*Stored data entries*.
######
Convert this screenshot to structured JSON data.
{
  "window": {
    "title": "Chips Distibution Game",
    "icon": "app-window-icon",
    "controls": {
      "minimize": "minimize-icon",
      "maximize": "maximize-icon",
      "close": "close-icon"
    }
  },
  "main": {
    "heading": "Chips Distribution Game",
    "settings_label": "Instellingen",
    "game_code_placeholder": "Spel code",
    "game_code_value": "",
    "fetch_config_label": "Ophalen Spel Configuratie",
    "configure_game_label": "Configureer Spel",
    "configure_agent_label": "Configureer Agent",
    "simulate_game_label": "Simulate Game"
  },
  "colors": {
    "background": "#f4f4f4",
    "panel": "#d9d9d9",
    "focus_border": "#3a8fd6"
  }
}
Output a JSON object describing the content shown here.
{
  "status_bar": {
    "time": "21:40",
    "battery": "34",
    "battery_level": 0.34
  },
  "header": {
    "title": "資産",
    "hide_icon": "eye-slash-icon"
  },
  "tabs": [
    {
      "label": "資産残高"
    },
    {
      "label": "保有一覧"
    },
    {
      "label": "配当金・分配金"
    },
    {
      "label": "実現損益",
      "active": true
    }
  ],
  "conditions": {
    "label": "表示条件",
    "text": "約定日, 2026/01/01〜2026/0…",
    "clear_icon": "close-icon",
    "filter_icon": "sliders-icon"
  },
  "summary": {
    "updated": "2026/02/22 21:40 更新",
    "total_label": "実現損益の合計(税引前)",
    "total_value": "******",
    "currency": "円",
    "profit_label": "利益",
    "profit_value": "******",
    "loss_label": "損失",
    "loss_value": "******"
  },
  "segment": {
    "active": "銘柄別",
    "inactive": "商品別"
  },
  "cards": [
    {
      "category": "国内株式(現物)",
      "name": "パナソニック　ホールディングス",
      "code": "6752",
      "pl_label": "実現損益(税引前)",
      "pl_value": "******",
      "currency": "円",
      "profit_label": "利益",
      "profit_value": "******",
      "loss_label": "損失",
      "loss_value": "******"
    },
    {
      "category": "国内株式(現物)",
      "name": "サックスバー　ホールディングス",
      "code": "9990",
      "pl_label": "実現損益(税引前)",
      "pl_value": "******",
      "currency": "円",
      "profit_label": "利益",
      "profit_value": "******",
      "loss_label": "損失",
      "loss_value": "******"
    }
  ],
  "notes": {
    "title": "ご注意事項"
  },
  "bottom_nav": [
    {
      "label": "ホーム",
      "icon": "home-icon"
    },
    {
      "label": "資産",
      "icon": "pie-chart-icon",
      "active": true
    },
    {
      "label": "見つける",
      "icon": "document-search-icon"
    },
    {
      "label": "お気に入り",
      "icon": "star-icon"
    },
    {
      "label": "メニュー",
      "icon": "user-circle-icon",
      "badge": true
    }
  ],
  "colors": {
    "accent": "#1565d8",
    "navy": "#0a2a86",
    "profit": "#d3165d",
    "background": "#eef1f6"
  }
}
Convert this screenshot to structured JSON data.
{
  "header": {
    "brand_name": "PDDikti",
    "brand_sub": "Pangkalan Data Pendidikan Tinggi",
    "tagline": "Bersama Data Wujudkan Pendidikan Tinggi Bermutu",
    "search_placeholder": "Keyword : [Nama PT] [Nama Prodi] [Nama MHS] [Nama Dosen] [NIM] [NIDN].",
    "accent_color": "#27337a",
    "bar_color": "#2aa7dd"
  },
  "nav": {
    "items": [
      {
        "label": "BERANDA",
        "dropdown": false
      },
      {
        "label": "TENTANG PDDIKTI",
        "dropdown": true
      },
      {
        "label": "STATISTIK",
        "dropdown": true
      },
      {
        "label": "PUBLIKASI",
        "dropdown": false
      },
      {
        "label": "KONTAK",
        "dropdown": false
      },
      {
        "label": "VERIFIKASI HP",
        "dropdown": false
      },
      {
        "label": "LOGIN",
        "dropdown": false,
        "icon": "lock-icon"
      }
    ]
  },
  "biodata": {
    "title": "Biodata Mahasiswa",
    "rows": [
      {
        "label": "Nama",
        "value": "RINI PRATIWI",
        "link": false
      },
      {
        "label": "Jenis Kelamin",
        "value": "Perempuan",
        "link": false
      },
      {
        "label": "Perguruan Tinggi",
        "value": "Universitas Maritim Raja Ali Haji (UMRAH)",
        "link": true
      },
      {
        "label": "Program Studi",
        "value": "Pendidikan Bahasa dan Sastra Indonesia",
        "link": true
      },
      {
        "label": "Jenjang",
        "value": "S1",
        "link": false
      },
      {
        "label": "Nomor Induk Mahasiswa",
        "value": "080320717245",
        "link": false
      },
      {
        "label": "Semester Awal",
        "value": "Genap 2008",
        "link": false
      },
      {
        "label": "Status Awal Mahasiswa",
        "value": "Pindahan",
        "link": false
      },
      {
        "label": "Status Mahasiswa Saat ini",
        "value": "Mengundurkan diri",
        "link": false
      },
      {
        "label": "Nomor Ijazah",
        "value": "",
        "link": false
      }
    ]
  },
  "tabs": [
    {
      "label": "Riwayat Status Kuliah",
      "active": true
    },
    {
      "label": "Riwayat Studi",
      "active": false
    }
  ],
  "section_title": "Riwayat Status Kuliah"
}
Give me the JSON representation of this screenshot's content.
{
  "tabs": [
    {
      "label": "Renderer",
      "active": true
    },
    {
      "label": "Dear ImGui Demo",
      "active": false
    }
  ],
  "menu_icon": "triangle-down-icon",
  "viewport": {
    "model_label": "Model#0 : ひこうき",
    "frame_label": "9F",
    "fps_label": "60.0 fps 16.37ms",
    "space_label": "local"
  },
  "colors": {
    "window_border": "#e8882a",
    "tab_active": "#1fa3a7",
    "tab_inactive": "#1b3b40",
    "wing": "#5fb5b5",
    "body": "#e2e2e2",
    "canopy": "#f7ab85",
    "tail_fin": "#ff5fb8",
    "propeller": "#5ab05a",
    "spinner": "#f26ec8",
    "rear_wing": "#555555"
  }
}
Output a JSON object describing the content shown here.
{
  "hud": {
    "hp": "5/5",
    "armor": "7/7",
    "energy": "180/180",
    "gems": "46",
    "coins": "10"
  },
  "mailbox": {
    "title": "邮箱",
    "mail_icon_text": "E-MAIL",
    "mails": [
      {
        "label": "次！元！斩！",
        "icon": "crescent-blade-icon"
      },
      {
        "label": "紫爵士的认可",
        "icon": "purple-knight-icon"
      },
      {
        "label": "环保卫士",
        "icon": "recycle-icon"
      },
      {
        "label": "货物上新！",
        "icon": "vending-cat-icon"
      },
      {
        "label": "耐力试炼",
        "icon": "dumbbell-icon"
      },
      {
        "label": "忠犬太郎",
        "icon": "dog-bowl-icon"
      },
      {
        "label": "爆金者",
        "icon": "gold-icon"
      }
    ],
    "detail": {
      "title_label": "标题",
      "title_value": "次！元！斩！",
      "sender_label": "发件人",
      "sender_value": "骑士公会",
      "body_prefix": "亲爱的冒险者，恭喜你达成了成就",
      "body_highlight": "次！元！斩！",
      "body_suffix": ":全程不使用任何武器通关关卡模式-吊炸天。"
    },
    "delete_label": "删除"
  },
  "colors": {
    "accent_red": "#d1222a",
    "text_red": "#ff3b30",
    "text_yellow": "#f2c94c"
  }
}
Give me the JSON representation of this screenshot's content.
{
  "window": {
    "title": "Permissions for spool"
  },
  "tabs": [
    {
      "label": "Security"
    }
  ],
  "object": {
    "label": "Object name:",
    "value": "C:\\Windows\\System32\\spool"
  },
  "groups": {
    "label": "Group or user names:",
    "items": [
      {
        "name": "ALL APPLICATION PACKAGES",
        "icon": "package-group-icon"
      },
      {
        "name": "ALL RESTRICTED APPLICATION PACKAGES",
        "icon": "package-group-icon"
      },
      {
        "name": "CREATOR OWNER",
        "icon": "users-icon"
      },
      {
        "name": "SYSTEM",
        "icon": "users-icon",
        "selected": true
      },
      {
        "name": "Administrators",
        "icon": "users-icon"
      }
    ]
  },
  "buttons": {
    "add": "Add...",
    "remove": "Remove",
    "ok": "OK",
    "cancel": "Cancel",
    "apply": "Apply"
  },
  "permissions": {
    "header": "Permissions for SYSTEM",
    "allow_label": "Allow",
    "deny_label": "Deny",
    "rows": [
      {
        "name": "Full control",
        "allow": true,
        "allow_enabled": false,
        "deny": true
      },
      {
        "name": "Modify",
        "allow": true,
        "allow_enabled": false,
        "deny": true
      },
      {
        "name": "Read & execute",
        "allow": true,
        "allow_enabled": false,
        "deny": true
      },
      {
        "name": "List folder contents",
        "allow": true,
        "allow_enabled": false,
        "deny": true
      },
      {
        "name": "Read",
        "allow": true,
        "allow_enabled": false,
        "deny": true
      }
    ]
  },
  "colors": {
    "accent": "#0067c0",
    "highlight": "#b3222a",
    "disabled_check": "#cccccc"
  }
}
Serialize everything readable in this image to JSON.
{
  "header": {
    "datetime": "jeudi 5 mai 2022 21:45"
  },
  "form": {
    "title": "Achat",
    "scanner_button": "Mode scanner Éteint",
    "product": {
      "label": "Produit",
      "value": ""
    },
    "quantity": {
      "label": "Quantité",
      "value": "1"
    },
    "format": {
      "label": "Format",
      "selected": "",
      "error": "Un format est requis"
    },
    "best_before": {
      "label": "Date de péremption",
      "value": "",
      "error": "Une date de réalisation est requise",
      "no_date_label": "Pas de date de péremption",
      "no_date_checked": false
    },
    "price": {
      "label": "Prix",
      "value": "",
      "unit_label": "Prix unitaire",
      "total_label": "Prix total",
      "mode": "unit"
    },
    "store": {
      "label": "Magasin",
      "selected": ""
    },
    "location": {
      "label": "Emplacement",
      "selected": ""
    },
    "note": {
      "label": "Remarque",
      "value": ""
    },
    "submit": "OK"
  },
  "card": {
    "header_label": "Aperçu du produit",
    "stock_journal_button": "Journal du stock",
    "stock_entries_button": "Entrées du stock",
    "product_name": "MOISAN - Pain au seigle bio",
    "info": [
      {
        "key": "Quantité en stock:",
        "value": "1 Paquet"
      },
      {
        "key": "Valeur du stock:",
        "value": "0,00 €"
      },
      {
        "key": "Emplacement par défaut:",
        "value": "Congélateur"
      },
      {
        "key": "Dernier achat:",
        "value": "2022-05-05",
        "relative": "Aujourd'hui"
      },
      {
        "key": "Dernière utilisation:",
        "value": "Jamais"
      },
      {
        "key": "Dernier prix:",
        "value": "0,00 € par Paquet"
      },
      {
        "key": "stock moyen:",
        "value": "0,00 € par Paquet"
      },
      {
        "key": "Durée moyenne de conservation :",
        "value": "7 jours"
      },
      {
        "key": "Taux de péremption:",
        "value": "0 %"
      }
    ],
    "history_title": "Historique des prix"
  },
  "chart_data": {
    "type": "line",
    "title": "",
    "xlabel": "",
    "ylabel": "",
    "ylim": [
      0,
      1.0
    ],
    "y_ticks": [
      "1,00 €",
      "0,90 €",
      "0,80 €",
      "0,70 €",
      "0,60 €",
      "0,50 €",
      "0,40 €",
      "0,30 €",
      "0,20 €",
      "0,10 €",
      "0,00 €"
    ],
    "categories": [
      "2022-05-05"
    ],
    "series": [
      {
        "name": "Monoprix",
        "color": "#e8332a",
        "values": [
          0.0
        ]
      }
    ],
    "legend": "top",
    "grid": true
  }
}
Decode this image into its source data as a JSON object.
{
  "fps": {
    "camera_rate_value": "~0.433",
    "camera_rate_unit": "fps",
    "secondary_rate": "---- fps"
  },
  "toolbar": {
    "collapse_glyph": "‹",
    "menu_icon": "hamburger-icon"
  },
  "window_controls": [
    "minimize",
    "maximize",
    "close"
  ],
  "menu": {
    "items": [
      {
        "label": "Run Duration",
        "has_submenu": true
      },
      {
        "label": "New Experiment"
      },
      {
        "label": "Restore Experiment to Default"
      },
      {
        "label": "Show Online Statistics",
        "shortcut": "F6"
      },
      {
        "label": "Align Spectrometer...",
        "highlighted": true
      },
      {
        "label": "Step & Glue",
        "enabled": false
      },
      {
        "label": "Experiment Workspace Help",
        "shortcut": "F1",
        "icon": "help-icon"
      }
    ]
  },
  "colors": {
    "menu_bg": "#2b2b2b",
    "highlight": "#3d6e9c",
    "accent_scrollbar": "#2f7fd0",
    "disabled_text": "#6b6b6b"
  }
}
######
*Directive*. Search the data for "Riwayat" and list every line in which it occurs.

*Task output*.
      "label": "Riwayat Status Kuliah",
      "label": "Riwayat Studi",
  "section_title": "Riwayat Status Kuliah"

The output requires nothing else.